===== STUDY TEXT

No. 5 – Promitheas Patras
- Position: Power forward / center
- League: GBL

Personal information
- Born: March 29, 1999 (age 27) Pearland, Texas, U.S.
- Listed height: 6 ft 9 in (2.06 m)
- Listed weight: 220 lb (100 kg)

Career information
- High school: Glenda Dawson (Pearland, Texas)
- College: Montana (2017–2018); Stephen F. Austin (2018–2019); Texas Southern (2020–2023);
- NBA draft: 2023: undrafted
- Playing career: 2023–present

Career history
- 2023–2024: South Bay Lakers
- 2024: Tijuana Zonkeys
- 2024: College Park Skyhawks
- 2024–2025: Cleveland Charge
- 2025: South Bay Lakers
- 2025–2026: Scarborough Shooting Stars
- 2026: Maccabi Ironi Ramat Gan
- 2026–present: Promitheas Patras

Career highlights
- Second-team All-SWAC (2023);
- Stats at NBA.com
- Stats at Basketball Reference

= Joirdon Nicholas =

American basketball player (born 1999)

Joirdon Karl Nicholas (born March 29, 1999) is an American professional basketball player for Promitheas Patras of the Greek Basketball League (GBL). He played college basketball for the Montana Grizzlies, Stephen F. Austin Lumberjacks and the Texas Southern Tigers.

==High school career==
Nicholas attended Glenda Dawson High School in his native Pearland, Texas, helping the Eagles to a 27–8 mark in his senior season, which included a 11–1 record in league play while being named the 2016–17 Texas District 22–6A MVP and being rated as the 17th-best prospect in the state.

==College career==
Nicholas began his college career with Montana where he played 30 games, while averaging 3.5 points and 2.3 rebounds in 9.6 minutes per game, helping the team win a Big Sky Conference championship. Afterwards, he transferred to Stephen F. Austin where he played 12 games and averaged 7.6 points and 4.3 rebounds.

Afterwards, Nicholas transferred to Texas Southern, helping the Tigers win several SWAC championships. As a senior, he averaged 10.7 points and 8.9 rebounds per game, while leading the team to another SWAC championship.

==Professional career==
===South Bay Lakers (2023–2024)===
After going undrafted in the 2023 NBA draft, Nicholas joined the South Bay Lakers on October 28, 2023, after a successful tryout. In 39 games, he averaged 8.2 points, 5.8 rebounds and 1.3 assists in 19.0 minutes.

===Tijuana Zonkeys (2024)===
In May 2024, Nicholas signed with the Tijuana Zonkeys of the Circuito de Baloncesto de la Costa del Pacífico. In 19 games, he averaged 10.0 points, 6.2 rebounds and 1.8 assists in 19.7 minutes, helping the team reach the semifinal.

===College Park Skyhawks (2024)===
After joining the Los Angeles Lakers for the 2024 NBA Summer League, Nicholas signed with the Atlanta Hawks on September 26, 2024, but was waived the next day. On October 26, he joined the College Park Skyhawks and on six games, he averaged 4.5 points, 3.5 rebounds and 0.5 assists in 12.2 minutes.

===Cleveland Charge (2024–2025)===
On December 5, 2024, Nicholas was traded to the Cleveland Charge.

=== Return to South Bay (2025) ===
On February 12, 2025, Nicholas signed with the South Bay Lakers after being acquired from the Player Pool.

=== Scarborough Shooting Stars (2025–20226) ===
On May 7, 2025, Nicholas signed with the Scarborough Shooting Stars of the Canadian Elite Basketball League (CEBL).

=== Promitheas Patras (2026–present) ===
On June 9, 2026, he signed with Promitheas Patras of the Greek Basketball League (GBL).

==========

ACTIVITY
Can you write out the part of the Joirdon Nicholas profile between "American basketball player" and "Texas Southern Tigers.", inclusive?

===== ENTRIES PROVIDED

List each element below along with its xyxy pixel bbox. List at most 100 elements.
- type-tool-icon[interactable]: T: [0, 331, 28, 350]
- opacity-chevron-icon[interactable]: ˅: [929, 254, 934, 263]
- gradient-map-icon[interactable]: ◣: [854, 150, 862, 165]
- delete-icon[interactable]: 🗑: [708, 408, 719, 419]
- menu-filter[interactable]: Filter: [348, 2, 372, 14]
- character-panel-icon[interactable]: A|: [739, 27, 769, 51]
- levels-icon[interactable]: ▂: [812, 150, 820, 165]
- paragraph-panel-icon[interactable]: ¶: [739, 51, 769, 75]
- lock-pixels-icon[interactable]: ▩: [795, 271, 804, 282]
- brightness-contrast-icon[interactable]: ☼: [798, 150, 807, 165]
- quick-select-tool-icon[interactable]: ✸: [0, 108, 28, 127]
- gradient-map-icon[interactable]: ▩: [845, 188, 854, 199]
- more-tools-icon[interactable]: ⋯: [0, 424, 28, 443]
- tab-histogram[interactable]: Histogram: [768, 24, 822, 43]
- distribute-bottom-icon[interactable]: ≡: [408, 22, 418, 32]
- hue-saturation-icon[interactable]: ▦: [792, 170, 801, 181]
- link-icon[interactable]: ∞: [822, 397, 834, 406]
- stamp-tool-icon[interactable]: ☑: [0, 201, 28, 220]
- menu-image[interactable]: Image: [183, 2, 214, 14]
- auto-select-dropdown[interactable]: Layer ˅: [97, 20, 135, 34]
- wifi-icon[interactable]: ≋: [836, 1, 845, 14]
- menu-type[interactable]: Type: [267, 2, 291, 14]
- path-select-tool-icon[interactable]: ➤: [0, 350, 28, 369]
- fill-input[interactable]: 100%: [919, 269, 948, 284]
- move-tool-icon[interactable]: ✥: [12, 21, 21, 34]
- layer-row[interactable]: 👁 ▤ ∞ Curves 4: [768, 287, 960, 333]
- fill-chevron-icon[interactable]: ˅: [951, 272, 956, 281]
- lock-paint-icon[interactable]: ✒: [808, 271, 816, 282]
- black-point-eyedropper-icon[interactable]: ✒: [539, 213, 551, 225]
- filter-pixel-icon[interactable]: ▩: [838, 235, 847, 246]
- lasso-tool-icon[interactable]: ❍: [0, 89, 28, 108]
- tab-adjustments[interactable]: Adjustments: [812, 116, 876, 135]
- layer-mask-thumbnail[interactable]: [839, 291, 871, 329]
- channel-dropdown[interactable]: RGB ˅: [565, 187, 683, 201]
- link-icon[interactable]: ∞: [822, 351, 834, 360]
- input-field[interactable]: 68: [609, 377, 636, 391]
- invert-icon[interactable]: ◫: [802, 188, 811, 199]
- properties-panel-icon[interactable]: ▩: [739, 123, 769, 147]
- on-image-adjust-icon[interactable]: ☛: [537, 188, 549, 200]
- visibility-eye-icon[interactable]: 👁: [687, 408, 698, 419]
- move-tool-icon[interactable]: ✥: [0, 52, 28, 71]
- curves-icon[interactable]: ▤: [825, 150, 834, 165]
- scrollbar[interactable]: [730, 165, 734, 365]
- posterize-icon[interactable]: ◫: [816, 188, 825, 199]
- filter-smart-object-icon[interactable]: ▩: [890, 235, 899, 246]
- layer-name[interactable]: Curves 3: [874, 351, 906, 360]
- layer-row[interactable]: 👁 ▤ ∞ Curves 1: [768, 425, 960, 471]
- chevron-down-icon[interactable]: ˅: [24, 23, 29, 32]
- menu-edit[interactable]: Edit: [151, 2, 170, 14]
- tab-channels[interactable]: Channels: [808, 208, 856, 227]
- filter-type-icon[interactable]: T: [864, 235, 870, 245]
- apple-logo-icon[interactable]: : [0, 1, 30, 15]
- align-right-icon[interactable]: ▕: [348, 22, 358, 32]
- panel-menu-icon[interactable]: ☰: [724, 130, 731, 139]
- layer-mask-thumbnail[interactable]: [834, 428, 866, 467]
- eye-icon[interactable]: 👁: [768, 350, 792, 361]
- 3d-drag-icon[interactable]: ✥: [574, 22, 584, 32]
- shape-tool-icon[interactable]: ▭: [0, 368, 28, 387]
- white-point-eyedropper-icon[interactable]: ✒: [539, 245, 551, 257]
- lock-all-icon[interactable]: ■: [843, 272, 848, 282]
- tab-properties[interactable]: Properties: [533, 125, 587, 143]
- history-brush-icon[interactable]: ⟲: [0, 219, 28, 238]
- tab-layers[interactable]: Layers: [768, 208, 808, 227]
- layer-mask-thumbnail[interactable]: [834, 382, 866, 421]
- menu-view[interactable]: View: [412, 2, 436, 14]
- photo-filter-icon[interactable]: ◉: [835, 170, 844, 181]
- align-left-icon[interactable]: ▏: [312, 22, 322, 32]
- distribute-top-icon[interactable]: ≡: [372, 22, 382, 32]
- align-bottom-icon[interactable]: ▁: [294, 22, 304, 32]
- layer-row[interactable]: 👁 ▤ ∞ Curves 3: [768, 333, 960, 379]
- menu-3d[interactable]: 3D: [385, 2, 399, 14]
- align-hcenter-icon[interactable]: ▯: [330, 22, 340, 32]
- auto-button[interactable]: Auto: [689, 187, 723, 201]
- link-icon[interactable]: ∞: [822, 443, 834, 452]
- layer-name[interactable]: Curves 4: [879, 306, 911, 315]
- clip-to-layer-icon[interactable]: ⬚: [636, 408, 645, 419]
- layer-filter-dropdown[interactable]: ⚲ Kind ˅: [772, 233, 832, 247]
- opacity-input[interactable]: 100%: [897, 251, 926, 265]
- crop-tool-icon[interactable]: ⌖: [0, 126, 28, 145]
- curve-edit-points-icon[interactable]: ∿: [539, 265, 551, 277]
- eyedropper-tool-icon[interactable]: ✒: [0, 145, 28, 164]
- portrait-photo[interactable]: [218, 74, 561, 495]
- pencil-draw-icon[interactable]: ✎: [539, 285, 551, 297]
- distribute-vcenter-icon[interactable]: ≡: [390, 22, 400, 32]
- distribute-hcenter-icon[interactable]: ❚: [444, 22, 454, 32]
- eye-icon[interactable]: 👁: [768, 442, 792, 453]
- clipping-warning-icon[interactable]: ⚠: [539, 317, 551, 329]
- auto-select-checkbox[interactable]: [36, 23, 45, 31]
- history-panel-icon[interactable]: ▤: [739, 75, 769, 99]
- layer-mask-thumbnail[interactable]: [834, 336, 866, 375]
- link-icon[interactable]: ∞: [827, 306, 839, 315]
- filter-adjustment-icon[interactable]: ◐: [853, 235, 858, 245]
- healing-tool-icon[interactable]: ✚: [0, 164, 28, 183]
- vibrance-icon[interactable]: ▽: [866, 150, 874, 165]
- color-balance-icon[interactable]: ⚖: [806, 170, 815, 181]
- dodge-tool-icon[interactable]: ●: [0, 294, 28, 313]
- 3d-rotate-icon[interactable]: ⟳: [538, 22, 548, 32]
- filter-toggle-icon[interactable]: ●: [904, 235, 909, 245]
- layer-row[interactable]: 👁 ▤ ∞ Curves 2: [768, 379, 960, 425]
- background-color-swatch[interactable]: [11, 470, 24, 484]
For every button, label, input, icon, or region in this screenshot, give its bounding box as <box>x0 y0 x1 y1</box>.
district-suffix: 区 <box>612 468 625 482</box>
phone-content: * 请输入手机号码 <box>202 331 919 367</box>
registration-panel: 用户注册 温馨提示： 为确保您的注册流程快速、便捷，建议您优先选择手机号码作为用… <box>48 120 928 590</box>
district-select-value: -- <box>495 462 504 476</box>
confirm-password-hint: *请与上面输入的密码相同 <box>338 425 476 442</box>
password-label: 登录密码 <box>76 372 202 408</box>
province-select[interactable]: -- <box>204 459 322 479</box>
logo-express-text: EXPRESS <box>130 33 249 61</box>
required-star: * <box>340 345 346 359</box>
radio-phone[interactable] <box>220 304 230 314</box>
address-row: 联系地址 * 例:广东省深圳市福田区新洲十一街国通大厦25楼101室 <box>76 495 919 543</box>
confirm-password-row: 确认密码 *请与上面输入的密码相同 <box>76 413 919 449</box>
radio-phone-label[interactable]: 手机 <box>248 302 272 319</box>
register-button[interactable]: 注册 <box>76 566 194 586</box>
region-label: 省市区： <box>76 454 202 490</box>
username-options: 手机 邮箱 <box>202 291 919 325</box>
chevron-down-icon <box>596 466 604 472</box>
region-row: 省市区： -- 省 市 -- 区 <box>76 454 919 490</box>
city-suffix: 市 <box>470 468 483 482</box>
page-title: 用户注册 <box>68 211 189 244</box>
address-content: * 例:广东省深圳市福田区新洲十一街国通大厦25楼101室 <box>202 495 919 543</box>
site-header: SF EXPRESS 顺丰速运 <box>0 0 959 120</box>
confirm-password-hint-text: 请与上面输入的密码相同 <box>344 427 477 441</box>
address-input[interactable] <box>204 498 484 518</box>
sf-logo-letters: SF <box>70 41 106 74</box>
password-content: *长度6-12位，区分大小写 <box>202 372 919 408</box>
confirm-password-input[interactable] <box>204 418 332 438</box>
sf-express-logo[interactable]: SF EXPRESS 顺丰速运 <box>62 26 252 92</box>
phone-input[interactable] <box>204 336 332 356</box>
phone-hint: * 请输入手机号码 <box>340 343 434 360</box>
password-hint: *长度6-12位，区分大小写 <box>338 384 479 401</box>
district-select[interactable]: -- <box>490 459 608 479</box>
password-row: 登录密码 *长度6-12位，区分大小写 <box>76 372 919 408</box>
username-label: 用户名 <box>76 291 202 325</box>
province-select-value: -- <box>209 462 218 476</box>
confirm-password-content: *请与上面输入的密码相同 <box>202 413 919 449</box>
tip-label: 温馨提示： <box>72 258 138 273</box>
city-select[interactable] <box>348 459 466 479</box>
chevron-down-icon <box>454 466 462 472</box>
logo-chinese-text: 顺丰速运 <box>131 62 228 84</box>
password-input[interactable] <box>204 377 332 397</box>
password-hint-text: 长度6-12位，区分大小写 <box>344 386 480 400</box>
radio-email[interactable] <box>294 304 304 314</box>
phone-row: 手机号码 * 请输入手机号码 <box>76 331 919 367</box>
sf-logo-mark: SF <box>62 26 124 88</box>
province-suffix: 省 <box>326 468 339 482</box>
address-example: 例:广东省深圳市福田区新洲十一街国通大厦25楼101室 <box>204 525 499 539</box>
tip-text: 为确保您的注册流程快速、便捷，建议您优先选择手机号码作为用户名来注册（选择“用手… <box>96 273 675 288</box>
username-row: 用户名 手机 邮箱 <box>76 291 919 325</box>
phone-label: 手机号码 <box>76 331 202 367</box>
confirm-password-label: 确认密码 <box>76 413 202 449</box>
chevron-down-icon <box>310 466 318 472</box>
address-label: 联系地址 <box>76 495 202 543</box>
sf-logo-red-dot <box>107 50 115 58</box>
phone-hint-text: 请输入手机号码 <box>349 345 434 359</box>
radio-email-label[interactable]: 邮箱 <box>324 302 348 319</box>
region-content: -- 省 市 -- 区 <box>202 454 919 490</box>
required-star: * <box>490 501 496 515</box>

==========

ANSWER TO THE EXERCISE
American basketball player (born 1999)

Joirdon Karl Nicholas (born March 29, 1999) is an American professional basketball player for Promitheas Patras of the Greek Basketball League (GBL). He played college basketball for the Montana Grizzlies, Stephen F. Austin Lumberjacks and the Texas Southern Tigers.